**Data records**.
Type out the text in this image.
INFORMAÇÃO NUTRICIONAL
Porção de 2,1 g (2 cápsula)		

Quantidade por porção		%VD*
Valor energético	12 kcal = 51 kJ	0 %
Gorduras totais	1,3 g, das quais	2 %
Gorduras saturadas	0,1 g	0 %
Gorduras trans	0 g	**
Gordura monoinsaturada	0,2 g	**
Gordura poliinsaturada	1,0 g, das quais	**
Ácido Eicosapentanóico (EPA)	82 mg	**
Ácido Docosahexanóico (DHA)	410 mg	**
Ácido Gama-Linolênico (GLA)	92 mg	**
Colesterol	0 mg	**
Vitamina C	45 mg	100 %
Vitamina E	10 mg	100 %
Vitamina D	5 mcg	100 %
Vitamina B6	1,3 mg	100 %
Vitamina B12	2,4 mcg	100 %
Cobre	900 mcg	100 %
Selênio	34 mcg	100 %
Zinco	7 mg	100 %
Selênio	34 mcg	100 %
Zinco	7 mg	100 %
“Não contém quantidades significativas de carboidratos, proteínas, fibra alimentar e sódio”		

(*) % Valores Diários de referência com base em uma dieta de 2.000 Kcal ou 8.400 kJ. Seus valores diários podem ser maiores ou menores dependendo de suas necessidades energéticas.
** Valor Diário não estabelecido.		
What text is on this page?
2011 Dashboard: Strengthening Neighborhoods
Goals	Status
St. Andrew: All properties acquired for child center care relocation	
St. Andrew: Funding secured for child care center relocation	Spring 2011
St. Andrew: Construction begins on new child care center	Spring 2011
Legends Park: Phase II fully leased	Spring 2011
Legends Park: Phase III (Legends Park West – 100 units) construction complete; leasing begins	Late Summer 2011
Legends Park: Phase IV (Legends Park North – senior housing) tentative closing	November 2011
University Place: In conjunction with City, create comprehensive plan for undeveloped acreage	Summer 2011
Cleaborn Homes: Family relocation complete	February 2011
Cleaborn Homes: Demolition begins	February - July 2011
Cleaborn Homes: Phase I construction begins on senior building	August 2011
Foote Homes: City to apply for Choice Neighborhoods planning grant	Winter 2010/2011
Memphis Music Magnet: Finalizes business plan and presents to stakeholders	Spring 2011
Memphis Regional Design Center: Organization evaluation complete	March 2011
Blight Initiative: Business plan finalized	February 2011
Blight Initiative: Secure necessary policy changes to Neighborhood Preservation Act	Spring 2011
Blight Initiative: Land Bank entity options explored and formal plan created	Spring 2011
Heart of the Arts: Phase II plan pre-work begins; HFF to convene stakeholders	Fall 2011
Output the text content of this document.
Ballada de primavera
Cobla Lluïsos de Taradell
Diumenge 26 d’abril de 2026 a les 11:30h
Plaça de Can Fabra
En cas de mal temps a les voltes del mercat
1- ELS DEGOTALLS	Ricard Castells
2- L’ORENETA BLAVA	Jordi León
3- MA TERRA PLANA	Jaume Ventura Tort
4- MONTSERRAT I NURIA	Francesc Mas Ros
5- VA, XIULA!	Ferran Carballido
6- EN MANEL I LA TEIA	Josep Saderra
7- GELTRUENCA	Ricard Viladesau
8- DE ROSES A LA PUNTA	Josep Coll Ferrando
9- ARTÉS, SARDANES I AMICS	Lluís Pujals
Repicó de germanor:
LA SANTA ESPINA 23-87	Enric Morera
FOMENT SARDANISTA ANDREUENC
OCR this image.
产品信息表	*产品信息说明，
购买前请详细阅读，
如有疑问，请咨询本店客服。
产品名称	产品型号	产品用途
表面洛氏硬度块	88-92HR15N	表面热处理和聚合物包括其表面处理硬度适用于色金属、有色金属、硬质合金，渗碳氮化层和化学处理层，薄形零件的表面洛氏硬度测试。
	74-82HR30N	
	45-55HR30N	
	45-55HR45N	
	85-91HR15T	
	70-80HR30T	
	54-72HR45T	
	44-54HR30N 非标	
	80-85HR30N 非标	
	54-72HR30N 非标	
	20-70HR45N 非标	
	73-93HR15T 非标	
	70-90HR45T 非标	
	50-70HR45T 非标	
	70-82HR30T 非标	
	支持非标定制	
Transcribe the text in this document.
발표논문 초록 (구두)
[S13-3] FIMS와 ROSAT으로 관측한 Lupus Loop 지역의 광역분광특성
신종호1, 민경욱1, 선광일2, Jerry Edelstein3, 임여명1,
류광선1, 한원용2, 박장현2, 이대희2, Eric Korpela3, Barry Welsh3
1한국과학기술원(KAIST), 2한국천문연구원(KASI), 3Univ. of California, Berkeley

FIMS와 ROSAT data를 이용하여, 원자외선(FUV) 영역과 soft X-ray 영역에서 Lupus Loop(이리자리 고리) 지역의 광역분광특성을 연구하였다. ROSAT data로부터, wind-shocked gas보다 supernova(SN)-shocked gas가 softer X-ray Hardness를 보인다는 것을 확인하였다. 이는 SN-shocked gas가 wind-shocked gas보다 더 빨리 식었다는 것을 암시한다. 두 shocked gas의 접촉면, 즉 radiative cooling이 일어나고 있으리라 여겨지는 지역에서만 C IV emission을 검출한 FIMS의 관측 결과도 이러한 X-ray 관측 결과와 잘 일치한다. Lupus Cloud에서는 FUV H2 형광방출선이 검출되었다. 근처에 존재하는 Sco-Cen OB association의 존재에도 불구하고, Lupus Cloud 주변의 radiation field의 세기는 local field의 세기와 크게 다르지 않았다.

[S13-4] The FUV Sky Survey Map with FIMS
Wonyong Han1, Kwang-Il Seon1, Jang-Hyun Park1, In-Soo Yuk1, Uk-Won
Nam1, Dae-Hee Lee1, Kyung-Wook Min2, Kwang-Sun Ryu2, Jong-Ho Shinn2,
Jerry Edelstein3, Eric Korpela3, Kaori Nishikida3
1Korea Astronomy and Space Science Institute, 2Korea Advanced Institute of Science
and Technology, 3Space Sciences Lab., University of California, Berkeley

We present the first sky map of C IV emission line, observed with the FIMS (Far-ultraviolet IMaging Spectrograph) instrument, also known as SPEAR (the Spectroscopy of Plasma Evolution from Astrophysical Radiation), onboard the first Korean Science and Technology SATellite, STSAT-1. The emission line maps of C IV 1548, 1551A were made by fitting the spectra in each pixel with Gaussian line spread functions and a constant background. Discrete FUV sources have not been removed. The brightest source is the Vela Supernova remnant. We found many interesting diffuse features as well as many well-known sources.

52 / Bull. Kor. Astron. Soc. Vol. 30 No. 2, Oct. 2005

**The task**. Say how many lines in this material hold "image", and say nothing else.

**Task output**. 2